__Provided text__.
>>
Five Lessons from My Post on Gun Control

A few things I learned from Monday’s post on guns and the shooting at an Aurora, Colo., movie theater:

1. You get WAY more blog hits when you get preachy and unequivocal than when you promote dialogue, generosity, nuance, and complexity. But I already knew that. And I will continue to write mostly from the nuanced complexity camp, despite the fact that doing so is unlikely to make me a blogging superstar any time soon.

2. A key factor affecting how Christians perceive gun control is how we perceive our government. Those who believe that our government is actually or potentially oppressive tend to hold up an armed citizenry as a vital preventive measure. I struggle with many of the assumptions in that world view (about the potentially oppressive nature of our government, as well as about whether an armed citizenry is an effective, justifiable, and/or Christian counterpoint to real, imagined, or anticipated oppression), but won’t get into that conversation here. This fundamental difference in perspective, though, makes it particularly difficult to find common ground.

3. Nonetheless, I think there IS some common ground, or at least some potential concessions that could allow those on either side of this debate to better understand and talk with those on the other side. As a friend said in response to the debate on my blog, “It would be a great start if those of us who favor gun control would assure others that we aren’t trying to prevent responsible people from having and using guns responsibly, just as it would be wonderful if those who do not favor gun control would assure us that they are fine with trying to cut back on assault weapons and ammo caches.” I was encouraged that, despite the fraught nature of some of the blog dialogue, there were glimmers of light when those on one side conceded these points about the other side. It’s a start.
<<
__Information provided__.
>>
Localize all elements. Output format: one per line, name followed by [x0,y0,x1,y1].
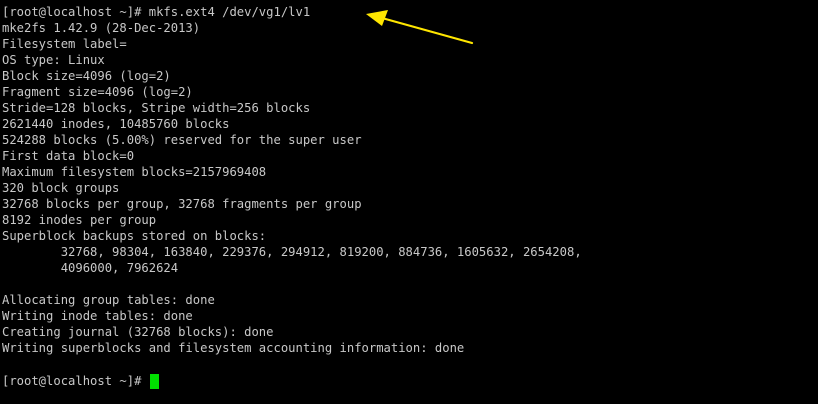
<<
__Goal__.
Reproduce the gun control post starting with "Five Lessons from" and going on through "any time soon.", with "movie theater" changed to "cinema".

__Result of the task__.
Five Lessons from My Post on Gun Control

A few things I learned from Monday’s post on guns and the shooting at an Aurora, Colo., cinema:

1. You get WAY more blog hits when you get preachy and unequivocal than when you promote dialogue, generosity, nuance, and complexity. But I already knew that. And I will continue to write mostly from the nuanced complexity camp, despite the fact that doing so is unlikely to make me a blogging superstar any time soon.